◆ Passage shown
MARK SWED | MUSIC CRITIC | JAN 28, 2019 | 4:25 PM
Sunday was Mozart’s birthday. It was also Édouard Lalo’s and Jerome Kern’s, as you might find in any “on this day in classical music” source. Neglected just about everywhere, though, was the fact that on Sunday the Armenian composer Tigran Mansurian turned 80.
Even so, Mansurian does have an international following for his spiritually riveting, exquisitely fabricated scores that link him stylistically with prominent Eastern European contemporaries such as Estonia’s Arvo Pärt, Poland’s late Henryk Górecki, Ukraine’s Valentin Silvestrov and Russia’s Sofia Gubaidulina and the late Alfred Schnittke. Mansurian, moreover, is championed by a number of prominent musicians, including violist Kim Kashkashian, pianist Alexei Lubimov and violinists Leonidas Kavakos and Patricia Kopatchinskaja, all of whom have made sterling recordings of his music mostly for ECM. Once you hear something by Mansurian you are not likely to forget it.

◆ Given exercise a
Edit the entries from the line with "part1-title: Analysis of" up to and including the line with "foreign-org-checkbox[interactable]: [1103, 241, 1117, 255]" by replacing "checkbox" with "tickbox" and leaving everything else unchanged. Return only those edited lines.

◆ Raw data
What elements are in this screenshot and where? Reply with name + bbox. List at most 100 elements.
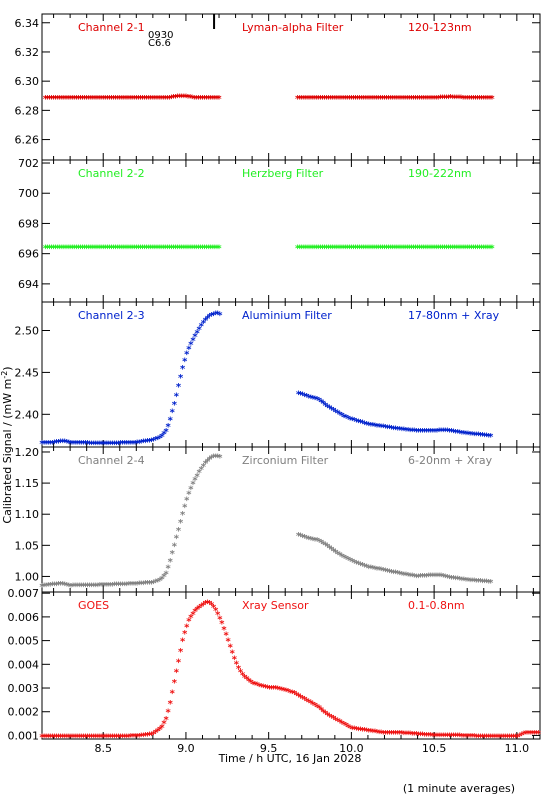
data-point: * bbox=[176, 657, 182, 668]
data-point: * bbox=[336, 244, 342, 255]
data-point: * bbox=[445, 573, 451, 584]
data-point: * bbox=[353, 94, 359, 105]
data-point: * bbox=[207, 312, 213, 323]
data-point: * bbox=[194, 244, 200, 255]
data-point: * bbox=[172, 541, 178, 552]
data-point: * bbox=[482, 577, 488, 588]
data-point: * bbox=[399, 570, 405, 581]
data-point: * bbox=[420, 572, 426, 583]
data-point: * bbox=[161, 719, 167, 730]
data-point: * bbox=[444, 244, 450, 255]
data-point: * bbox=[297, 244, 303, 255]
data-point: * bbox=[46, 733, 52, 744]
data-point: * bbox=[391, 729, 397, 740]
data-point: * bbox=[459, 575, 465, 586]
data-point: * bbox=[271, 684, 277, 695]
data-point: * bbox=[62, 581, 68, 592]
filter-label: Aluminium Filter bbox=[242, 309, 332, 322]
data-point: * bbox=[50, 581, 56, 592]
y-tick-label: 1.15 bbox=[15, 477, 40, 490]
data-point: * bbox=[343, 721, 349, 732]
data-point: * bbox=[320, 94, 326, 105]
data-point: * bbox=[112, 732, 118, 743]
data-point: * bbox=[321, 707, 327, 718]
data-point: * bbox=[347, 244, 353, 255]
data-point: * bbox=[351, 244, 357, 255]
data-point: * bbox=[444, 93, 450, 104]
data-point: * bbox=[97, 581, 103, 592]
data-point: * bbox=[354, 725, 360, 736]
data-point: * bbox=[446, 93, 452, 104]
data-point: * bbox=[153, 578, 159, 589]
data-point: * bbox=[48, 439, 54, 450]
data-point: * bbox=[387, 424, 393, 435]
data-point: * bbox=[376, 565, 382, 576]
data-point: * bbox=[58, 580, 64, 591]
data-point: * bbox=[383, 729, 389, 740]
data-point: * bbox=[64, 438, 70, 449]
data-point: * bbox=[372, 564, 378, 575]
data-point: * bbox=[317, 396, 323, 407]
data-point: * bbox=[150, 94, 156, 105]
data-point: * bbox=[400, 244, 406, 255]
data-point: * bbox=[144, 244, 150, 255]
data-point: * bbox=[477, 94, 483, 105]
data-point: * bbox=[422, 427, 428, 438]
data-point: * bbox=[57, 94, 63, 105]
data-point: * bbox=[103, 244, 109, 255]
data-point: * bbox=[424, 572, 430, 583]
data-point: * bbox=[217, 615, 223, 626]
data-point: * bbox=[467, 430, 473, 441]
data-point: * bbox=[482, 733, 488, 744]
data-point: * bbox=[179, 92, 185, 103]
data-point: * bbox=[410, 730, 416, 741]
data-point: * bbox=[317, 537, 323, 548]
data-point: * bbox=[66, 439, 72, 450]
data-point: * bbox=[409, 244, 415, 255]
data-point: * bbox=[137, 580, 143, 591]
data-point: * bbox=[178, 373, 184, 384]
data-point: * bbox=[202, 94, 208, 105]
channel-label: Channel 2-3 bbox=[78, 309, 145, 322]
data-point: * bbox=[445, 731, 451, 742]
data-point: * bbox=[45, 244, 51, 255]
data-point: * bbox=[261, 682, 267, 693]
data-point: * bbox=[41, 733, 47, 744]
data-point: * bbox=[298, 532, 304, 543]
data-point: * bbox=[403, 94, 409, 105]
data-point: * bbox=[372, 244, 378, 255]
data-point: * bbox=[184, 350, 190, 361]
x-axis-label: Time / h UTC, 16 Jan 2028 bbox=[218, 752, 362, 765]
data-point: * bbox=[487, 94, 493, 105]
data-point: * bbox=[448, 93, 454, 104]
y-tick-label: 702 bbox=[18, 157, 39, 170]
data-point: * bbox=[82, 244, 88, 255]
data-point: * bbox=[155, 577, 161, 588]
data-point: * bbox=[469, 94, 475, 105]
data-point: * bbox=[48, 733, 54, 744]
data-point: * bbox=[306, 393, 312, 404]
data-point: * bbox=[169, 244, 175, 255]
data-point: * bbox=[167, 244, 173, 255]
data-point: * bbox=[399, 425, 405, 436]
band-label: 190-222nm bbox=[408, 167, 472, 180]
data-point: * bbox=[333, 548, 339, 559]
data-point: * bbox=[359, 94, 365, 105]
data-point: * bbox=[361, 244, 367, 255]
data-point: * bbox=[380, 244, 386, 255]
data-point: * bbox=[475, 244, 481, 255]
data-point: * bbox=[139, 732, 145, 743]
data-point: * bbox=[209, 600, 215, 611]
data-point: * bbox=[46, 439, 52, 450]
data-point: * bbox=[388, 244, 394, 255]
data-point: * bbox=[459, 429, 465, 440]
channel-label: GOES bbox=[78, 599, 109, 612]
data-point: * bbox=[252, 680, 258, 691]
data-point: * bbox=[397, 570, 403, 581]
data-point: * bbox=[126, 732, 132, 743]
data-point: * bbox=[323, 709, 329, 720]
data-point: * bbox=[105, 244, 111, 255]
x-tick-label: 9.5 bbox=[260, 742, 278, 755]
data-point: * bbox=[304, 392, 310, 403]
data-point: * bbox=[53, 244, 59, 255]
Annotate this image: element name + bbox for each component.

--

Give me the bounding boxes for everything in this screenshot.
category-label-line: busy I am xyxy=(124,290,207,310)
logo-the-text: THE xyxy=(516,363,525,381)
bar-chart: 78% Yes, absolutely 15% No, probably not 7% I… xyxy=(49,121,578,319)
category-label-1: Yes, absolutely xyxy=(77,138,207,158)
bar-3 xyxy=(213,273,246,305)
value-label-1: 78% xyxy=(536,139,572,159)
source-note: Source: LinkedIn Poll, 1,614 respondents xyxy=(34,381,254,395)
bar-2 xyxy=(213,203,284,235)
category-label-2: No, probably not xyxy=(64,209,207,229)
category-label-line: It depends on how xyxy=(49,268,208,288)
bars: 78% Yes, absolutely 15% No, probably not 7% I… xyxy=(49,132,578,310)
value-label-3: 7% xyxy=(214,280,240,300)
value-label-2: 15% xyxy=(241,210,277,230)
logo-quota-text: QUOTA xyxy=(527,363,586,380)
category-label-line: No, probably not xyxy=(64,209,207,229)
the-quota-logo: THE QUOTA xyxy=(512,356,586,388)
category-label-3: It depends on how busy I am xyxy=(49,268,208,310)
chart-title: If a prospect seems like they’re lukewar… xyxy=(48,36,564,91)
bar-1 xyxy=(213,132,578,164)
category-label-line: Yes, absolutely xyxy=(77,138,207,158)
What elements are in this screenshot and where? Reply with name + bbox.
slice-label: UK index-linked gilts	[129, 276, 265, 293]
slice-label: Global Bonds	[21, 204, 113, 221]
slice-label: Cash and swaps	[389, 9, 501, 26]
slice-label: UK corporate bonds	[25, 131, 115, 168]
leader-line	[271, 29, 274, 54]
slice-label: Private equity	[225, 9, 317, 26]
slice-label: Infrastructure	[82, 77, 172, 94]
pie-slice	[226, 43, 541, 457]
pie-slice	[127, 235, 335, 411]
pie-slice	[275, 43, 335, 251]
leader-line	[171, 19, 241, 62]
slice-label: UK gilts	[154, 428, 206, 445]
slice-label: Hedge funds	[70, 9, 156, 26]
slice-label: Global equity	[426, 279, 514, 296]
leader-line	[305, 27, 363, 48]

==

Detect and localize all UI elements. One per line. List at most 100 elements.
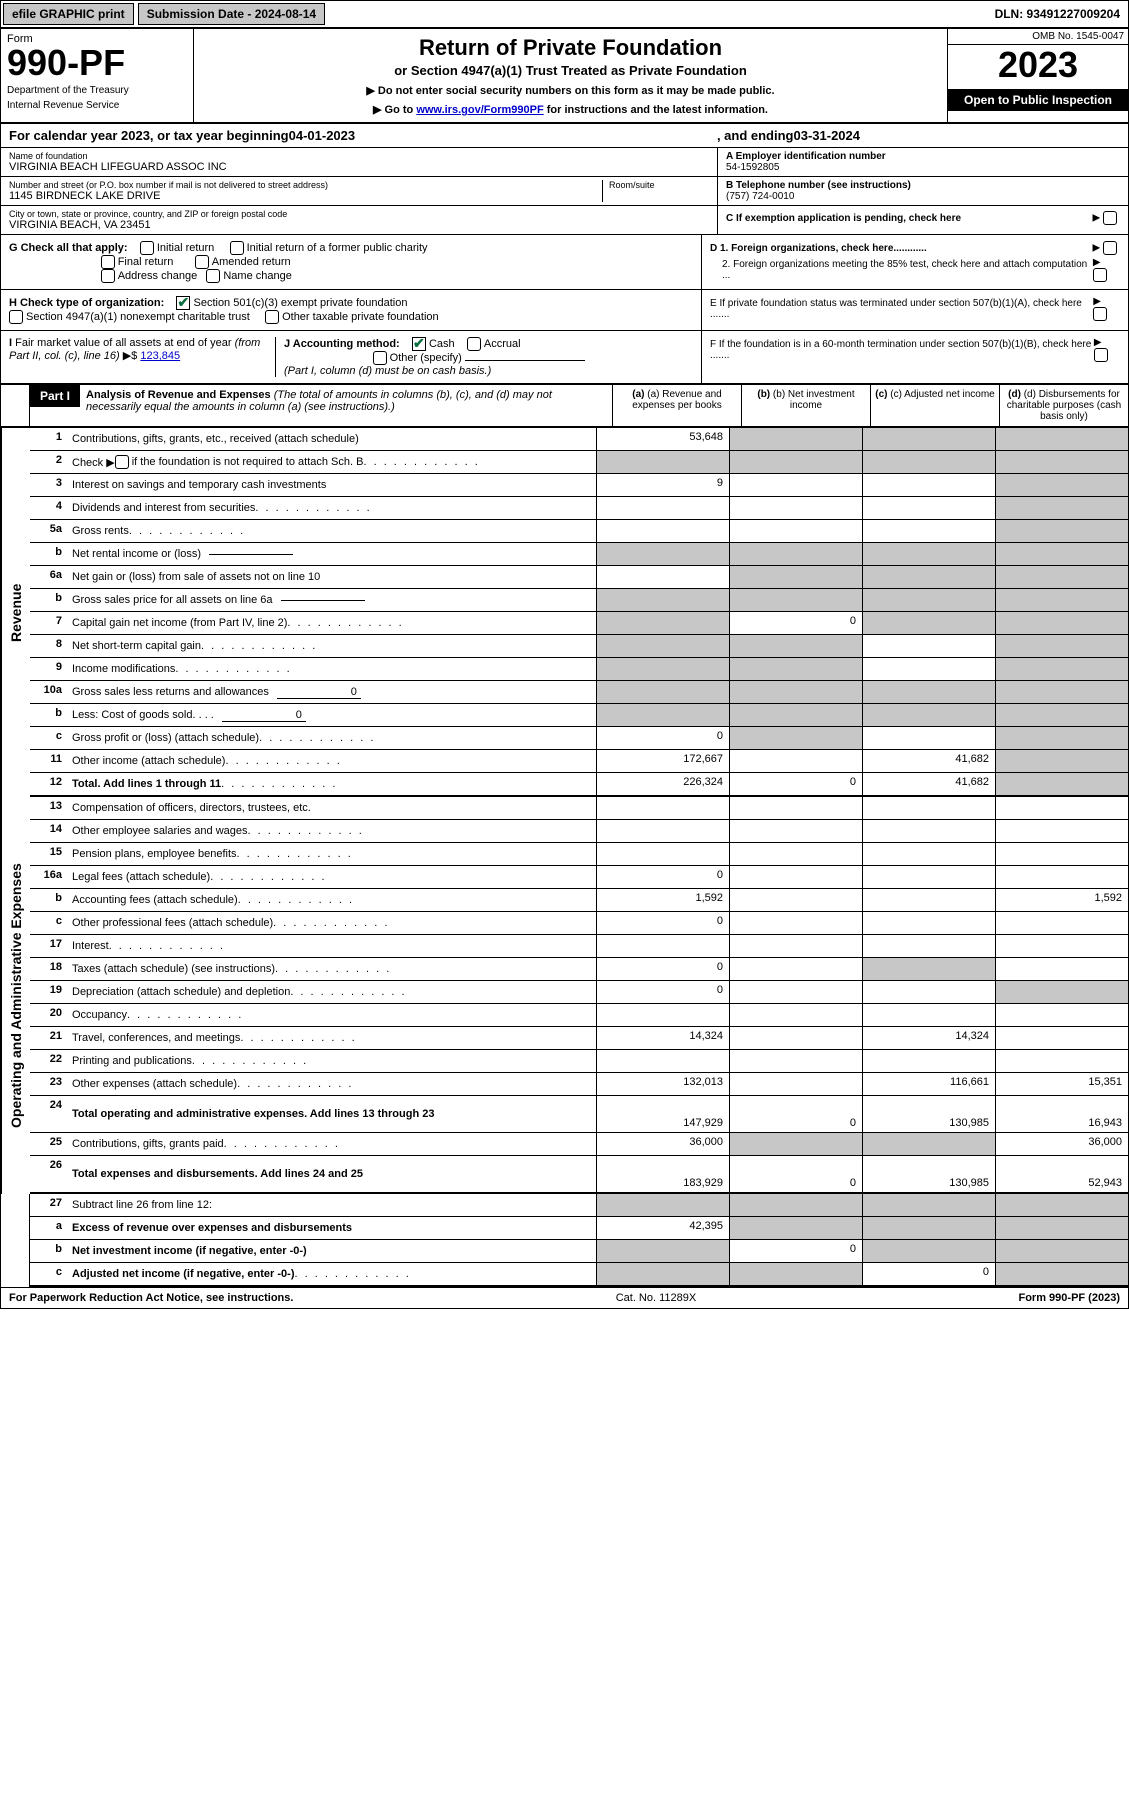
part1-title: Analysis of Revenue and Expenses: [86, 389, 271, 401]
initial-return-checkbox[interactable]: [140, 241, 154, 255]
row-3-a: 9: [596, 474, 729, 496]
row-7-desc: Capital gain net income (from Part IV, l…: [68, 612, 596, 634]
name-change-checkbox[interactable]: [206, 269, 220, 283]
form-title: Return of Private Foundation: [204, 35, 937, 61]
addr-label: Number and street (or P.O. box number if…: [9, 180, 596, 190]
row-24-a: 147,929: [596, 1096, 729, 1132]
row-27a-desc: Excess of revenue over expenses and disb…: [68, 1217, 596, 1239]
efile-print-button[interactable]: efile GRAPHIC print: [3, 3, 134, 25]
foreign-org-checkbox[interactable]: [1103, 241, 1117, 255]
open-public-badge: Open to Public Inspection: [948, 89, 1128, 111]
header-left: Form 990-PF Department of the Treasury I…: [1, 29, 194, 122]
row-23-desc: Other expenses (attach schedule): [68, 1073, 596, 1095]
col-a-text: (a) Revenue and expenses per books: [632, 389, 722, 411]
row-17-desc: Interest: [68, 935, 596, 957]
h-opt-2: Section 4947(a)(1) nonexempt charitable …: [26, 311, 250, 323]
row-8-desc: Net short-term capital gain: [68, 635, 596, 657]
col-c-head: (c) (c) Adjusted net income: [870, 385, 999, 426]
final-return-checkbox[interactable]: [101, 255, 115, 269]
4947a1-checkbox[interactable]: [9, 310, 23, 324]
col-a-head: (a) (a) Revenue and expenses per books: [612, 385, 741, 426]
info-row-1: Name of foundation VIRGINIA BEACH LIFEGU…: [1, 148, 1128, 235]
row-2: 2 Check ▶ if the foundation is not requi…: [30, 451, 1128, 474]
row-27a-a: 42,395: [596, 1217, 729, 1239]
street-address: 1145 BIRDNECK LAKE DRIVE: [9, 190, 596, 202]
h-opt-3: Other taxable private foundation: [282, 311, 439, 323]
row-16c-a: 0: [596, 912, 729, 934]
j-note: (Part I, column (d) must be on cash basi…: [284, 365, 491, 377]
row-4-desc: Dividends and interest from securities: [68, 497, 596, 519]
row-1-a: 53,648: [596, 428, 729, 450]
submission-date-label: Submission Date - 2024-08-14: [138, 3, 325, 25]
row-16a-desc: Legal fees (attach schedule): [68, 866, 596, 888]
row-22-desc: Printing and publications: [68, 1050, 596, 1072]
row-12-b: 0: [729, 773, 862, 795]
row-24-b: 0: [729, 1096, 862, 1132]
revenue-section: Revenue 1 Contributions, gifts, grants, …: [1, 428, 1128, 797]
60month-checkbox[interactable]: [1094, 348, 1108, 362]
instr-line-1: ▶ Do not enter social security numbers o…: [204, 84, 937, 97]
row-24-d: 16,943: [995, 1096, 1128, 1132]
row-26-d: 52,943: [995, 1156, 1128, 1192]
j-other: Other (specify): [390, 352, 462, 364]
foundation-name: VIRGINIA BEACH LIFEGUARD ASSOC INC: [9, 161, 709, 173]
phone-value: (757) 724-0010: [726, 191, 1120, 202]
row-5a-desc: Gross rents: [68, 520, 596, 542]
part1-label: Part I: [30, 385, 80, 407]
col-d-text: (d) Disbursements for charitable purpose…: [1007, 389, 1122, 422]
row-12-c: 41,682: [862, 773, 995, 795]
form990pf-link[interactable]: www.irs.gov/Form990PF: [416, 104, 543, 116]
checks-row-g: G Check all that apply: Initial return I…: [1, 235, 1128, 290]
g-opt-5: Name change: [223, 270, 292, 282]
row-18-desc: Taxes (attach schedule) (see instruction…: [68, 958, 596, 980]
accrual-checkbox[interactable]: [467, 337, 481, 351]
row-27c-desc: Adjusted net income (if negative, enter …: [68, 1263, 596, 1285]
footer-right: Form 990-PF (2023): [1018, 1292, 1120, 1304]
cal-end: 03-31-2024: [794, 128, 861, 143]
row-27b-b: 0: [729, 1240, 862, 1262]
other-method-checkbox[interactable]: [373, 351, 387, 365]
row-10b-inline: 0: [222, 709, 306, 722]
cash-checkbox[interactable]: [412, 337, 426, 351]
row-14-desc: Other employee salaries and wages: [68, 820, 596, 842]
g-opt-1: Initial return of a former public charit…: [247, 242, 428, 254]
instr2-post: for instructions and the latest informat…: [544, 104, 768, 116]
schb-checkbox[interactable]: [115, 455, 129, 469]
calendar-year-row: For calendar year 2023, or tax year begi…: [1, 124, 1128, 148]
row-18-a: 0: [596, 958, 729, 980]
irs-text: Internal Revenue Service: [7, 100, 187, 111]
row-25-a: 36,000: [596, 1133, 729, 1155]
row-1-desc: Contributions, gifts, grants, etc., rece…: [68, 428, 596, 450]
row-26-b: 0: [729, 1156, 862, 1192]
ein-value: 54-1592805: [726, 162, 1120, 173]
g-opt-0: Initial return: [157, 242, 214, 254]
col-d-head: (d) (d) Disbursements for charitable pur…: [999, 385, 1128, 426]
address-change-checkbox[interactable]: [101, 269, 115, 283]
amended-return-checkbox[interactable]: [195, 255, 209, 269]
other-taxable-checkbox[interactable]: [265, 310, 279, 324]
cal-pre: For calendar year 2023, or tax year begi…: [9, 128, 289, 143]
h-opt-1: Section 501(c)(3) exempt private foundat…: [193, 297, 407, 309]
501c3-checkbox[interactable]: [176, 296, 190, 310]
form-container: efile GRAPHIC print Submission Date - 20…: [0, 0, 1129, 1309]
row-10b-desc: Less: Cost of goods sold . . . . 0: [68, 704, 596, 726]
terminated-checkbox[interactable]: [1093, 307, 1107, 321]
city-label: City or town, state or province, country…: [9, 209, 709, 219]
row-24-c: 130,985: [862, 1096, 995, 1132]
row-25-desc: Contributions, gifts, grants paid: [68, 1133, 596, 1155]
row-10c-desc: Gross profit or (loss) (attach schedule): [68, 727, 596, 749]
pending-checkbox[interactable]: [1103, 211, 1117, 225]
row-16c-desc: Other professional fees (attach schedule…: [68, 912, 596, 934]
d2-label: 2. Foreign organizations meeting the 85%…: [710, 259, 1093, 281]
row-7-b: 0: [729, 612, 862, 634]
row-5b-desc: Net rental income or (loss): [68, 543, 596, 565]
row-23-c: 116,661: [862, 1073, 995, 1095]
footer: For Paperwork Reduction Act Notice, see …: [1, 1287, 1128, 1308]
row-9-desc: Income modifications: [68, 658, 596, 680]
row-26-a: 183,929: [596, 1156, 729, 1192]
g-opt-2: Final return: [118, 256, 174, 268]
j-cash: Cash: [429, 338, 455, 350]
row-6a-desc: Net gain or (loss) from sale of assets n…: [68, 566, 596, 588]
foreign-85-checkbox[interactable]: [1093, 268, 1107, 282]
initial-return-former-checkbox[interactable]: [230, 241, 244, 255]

◆ Given exercise b
From the article about Tigran Mansurian, copy word for word the passage from "Even so, Mansurian" up to and including "to forget it.".

◆ Correct response a
part1-title: Analysis of Revenue and Expenses: [86, 389, 271, 401]
initial-return-tickbox[interactable]: [140, 241, 154, 255]
row-3-a: 9: [596, 474, 729, 496]
row-7-desc: Capital gain net income (from Part IV, l…: [68, 612, 596, 634]
name-change-tickbox[interactable]: [206, 269, 220, 283]
form-title: Return of Private Foundation: [204, 35, 937, 61]
addr-label: Number and street (or P.O. box number if…: [9, 180, 596, 190]
row-24-a: 147,929: [596, 1096, 729, 1132]
row-27a-desc: Excess of revenue over expenses and disb…: [68, 1217, 596, 1239]
efile-print-button[interactable]: efile GRAPHIC print: [3, 3, 134, 25]
foreign-org-tickbox[interactable]: [1103, 241, 1117, 255]

◆ Correct response b
Even so, Mansurian does have an international following for his spiritually riveting, exquisitely fabricated scores that link him stylistically with prominent Eastern European contemporaries such as Estonia’s Arvo Pärt, Poland’s late Henryk Górecki, Ukraine’s Valentin Silvestrov and Russia’s Sofia Gubaidulina and the late Alfred Schnittke. Mansurian, moreover, is championed by a number of prominent musicians, including violist Kim Kashkashian, pianist Alexei Lubimov and violinists Leonidas Kavakos and Patricia Kopatchinskaja, all of whom have made sterling recordings of his music mostly for ECM. Once you hear something by Mansurian you are not likely to forget it.